| Goal |
Every line holding the string "Street" should be gathered.

| Supplied records |
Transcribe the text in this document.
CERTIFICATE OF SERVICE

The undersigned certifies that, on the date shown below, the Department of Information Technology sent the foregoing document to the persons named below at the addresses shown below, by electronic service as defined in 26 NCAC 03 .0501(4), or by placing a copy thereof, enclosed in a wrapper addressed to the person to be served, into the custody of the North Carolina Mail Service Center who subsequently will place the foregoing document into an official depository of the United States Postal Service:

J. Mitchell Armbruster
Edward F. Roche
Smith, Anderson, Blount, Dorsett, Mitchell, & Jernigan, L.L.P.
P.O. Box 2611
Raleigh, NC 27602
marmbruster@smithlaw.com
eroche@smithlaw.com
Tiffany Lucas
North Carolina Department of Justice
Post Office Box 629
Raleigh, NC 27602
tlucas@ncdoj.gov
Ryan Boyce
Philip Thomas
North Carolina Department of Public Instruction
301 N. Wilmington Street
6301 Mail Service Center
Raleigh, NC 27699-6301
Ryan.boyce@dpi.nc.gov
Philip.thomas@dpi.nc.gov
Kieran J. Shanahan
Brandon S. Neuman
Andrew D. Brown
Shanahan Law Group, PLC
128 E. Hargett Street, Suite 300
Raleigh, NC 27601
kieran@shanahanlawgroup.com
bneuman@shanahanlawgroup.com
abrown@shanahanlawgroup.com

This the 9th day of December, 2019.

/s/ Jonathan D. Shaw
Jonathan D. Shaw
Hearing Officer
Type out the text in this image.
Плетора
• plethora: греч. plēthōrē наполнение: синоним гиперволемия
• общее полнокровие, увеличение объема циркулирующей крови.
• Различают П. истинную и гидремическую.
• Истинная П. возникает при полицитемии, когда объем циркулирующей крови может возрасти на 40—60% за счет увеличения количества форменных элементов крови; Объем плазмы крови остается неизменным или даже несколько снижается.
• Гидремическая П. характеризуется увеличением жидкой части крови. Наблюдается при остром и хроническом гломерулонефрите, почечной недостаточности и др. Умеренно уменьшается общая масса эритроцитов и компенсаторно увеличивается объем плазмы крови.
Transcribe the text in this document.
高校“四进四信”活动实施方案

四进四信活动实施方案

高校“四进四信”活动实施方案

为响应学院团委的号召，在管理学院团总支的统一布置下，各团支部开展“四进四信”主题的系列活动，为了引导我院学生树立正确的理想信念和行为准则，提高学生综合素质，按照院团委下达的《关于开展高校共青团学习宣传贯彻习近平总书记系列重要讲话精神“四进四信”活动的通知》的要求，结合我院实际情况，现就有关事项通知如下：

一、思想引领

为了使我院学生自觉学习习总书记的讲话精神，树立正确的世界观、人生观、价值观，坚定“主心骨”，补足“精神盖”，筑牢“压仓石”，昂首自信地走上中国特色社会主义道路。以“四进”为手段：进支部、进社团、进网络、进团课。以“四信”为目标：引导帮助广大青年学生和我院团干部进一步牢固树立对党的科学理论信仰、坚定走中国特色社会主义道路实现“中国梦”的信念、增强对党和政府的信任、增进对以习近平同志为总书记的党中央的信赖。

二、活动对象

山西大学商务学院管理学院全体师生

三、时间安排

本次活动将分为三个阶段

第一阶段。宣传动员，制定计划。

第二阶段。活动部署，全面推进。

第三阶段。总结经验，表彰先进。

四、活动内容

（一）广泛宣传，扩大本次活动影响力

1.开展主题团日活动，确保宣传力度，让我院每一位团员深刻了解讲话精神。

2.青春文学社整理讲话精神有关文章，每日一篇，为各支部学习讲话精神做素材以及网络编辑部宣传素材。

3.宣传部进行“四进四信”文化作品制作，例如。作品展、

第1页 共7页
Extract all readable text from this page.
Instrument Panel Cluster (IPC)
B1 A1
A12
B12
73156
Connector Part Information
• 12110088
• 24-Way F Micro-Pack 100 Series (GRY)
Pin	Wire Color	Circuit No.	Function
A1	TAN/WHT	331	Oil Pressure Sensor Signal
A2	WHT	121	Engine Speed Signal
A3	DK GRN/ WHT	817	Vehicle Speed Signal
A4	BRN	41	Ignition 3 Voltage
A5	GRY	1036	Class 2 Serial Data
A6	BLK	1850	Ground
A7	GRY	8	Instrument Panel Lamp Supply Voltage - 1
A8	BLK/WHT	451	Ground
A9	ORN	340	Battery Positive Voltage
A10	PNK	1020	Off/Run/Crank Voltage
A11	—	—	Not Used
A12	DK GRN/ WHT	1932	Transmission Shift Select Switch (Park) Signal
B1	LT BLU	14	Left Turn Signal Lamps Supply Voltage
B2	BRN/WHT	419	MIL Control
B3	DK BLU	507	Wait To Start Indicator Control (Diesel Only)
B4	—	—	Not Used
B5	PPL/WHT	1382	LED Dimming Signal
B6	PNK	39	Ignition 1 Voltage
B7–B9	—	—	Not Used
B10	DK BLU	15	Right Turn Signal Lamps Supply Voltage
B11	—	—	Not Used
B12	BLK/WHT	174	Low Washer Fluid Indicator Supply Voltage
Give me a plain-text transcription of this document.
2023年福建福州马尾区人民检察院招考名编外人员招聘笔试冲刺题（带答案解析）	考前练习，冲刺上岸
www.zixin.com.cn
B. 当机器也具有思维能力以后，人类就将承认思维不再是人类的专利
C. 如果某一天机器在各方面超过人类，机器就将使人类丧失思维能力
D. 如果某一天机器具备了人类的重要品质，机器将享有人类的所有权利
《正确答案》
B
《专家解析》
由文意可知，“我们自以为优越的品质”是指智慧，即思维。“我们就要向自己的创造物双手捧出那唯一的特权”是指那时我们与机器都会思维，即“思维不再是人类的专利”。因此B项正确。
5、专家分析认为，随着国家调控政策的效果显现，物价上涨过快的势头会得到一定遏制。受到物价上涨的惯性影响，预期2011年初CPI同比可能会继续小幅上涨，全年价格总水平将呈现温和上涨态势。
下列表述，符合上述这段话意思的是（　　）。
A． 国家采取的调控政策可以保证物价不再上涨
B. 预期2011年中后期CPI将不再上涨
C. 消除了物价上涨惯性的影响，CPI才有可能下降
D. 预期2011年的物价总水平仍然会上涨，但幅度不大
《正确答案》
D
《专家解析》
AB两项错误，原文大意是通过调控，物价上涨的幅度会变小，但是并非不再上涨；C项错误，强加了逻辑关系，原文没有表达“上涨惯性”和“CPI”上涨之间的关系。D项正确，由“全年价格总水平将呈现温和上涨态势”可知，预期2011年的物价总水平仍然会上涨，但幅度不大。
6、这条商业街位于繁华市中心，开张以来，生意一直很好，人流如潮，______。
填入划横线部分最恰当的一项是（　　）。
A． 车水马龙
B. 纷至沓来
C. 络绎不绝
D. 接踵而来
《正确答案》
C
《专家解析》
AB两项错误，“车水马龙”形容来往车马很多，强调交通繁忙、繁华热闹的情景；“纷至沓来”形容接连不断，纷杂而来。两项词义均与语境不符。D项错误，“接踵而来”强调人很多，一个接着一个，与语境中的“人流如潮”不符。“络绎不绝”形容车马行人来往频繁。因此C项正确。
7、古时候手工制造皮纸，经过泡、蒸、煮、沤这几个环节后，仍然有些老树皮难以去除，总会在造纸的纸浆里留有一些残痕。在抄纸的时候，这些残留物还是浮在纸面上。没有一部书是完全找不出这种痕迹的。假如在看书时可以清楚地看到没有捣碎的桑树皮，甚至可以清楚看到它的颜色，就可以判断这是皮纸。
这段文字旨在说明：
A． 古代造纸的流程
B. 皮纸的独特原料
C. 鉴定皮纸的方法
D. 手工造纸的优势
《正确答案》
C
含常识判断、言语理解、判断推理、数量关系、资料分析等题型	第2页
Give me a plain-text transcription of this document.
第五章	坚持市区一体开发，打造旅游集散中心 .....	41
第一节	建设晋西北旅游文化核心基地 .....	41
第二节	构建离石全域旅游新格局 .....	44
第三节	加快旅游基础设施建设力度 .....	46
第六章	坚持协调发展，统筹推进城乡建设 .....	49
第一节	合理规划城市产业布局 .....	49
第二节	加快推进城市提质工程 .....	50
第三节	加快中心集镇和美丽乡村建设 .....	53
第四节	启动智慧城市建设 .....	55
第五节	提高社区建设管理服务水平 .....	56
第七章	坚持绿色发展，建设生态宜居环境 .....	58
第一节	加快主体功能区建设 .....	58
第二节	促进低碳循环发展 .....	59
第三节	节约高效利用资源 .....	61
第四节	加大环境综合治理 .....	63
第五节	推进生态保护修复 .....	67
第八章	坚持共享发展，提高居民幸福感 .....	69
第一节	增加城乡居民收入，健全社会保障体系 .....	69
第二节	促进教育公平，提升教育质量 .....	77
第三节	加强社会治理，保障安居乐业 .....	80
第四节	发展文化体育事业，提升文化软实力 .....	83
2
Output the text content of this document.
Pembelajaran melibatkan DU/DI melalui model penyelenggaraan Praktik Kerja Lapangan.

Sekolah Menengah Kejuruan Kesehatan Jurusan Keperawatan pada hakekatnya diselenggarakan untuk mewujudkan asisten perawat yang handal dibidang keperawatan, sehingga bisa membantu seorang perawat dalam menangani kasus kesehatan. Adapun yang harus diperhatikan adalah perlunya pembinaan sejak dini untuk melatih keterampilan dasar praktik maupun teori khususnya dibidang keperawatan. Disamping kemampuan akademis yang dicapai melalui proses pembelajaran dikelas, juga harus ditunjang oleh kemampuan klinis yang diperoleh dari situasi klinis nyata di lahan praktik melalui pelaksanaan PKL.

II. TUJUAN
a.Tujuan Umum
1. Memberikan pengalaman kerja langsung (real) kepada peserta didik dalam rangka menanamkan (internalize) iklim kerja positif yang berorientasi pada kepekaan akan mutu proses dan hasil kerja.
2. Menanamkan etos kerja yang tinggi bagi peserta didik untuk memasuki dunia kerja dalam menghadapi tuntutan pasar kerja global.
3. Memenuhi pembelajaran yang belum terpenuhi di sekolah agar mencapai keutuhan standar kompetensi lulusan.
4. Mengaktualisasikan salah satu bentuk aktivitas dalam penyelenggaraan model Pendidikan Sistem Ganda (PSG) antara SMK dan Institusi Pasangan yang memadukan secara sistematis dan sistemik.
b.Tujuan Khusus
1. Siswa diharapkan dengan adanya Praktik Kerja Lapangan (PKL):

| Solution to the exercise |
301 N. Wilmington Street
128 E. Hargett Street, Suite 300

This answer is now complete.